* **Fragmento**
Pentágono moviliza tropas de élite, mientras crecen especulaciones sobre supuesto diálogo con Irán
Pertenecen a la 82.ª División Aerotransportada, conocida como la unidad de respuesta rápida capaz de golpear cualquier punto del planeta en apenas 18 horas
Se espera que las tropas se desplieguen en los próximos días e incluirán un batallón de la 1.ª Brigada de Combate, junto con el general de división Brandon Tegtmeier, comandante de la división, y el personal de la división. Crédito: Vadim Ghirda/Archivo | AP
El Pentágono ordenó el despliegue de al menos 2,000 paracaidistas del Ejército de Estados Unidos hacia Oriente Medio, en medio de la creciente tensión por la guerra con Irán y versiones contradictorias sobre posibles negociaciones entre ambos países.
De acuerdo con funcionarios estadounidenses citados por medios como The Washington Post, The New York Times y The Wall Street Journal, las tropas provienen principalmente de la 82.ª División Aerotransportada, una de las unidades de respuesta rápida más importantes del Ejército, con capacidad de movilizarse a cualquier punto del mundo en menos de 18 horas.
Aunque no se ha confirmado el destino exacto de los efectivos, la movilización forma parte de una estrategia para ampliar las opciones militares del presidente Donald Trump en un conflicto que ha escalado desde finales de febrero, cuando Estados Unidos e Israel lanzaron ataques coordinados sobre territorio iraní.
Escalada militar en medio de versiones encontradas
El despliegue ocurre mientras Washington asegura que existen contactos con Teherán para buscar una salida al conflicto, algo que el gobierno iraní ha negado públicamente. No obstante, autoridades en Irán han reconocido que han recibido mensajes indirectos a través de países intermediarios.
Horas antes del anuncio, Trump afirmó que Irán había dado un “gran regalo” en el contexto de estas supuestas conversaciones, sin detallar a qué se refería. Paralelamente, decidió posponer por cinco días ataques contra infraestructura energética iraní, en lo que describió como un gesto tras “conversaciones productivas”.

* **Preguntas del material**
1. Según la noticia sobre el despliegue, ¿cuántos paracaidistas ordenó el Pentágono enviar hacia Oriente Medio?
2. Actualiza el pasaje de la noticia sobre el despliegue que empieza con las palabras que contienen "Aunque no se" y termina con "de países intermediarios.", cambiando "Teherán" por "la capital iraní".

[Datos estructurados del análisis de páginas]
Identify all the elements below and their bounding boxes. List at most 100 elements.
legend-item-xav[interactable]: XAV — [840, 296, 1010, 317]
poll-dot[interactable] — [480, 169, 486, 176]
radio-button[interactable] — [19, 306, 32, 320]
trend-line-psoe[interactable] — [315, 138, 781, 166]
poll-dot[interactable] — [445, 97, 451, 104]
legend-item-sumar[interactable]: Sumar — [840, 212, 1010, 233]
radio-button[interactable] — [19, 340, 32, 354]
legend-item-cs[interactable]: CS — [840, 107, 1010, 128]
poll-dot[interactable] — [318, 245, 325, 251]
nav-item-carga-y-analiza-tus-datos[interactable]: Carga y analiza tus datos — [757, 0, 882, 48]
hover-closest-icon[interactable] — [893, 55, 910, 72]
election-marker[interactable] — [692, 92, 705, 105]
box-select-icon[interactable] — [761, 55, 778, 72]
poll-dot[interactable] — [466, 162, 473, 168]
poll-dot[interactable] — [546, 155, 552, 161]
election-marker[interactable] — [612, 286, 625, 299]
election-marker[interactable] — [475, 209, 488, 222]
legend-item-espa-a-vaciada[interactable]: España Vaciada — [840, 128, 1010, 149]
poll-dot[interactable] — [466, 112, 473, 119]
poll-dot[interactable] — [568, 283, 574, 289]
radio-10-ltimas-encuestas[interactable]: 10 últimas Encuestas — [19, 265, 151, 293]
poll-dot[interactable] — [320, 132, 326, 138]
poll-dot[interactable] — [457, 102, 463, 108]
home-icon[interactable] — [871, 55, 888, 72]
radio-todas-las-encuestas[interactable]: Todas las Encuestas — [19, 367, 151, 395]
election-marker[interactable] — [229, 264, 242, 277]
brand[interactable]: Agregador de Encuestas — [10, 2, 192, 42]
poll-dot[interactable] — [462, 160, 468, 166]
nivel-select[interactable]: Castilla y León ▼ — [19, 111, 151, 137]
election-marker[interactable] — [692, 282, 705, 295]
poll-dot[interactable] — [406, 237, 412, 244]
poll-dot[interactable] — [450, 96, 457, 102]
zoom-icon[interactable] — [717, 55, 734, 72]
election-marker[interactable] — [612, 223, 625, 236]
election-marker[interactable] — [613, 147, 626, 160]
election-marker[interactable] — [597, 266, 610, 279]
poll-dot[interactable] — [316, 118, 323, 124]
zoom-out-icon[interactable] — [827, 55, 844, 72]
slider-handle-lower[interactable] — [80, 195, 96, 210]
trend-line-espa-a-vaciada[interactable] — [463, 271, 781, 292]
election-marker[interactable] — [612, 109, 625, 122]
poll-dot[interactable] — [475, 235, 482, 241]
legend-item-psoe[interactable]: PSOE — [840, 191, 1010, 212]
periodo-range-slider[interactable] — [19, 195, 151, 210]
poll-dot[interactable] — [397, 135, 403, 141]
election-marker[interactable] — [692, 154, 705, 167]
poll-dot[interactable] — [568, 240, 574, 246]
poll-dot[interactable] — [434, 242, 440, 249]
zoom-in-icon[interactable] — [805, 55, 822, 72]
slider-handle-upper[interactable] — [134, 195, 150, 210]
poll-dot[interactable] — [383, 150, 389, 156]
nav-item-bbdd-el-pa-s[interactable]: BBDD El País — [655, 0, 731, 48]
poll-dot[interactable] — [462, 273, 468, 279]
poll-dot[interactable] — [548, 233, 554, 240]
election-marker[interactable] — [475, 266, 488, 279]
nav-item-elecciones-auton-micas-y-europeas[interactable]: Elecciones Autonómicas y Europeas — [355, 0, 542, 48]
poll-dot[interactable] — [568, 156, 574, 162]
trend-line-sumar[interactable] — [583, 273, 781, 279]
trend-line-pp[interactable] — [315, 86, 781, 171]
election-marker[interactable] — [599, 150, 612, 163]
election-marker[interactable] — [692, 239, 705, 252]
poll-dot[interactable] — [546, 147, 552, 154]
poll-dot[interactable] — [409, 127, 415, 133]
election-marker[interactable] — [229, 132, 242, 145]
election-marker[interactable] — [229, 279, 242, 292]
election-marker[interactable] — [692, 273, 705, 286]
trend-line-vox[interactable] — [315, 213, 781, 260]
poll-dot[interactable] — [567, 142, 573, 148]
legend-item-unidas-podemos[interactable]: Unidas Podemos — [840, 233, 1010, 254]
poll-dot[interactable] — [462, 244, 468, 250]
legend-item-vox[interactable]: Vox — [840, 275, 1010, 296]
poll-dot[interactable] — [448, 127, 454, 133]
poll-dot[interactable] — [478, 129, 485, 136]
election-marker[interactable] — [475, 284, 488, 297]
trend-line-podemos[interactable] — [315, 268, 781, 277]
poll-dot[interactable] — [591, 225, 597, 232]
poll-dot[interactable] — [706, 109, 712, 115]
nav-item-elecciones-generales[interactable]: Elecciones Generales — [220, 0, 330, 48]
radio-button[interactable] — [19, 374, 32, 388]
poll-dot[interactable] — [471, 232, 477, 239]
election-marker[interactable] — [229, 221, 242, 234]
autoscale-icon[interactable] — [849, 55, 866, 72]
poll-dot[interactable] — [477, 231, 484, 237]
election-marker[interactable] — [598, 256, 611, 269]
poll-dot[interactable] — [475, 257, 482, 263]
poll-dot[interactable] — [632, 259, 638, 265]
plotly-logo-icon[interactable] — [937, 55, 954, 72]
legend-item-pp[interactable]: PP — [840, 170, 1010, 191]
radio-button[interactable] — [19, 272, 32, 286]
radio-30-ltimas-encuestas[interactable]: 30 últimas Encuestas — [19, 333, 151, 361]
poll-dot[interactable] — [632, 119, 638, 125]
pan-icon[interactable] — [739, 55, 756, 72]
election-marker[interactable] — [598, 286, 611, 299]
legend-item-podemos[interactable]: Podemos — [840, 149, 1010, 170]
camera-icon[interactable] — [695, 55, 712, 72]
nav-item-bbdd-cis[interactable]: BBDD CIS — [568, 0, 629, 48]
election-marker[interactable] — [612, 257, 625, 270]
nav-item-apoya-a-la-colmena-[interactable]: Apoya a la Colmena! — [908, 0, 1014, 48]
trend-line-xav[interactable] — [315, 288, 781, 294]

* **Respuestas por apartado**
1. Al menos 2,000 paracaidistas del Ejército de Estados Unidos.

2.
Aunque no se ha confirmado el destino exacto de los efectivos, la movilización forma parte de una estrategia para ampliar las opciones militares del presidente Donald Trump en un conflicto que ha escalado desde finales de febrero, cuando Estados Unidos e Israel lanzaron ataques coordinados sobre territorio iraní.
Escalada militar en medio de versiones encontradas
El despliegue ocurre mientras Washington asegura que existen contactos con la capital iraní para buscar una salida al conflicto, algo que el gobierno iraní ha negado públicamente. No obstante, autoridades en Irán han reconocido que han recibido mensajes indirectos a través de países intermediarios.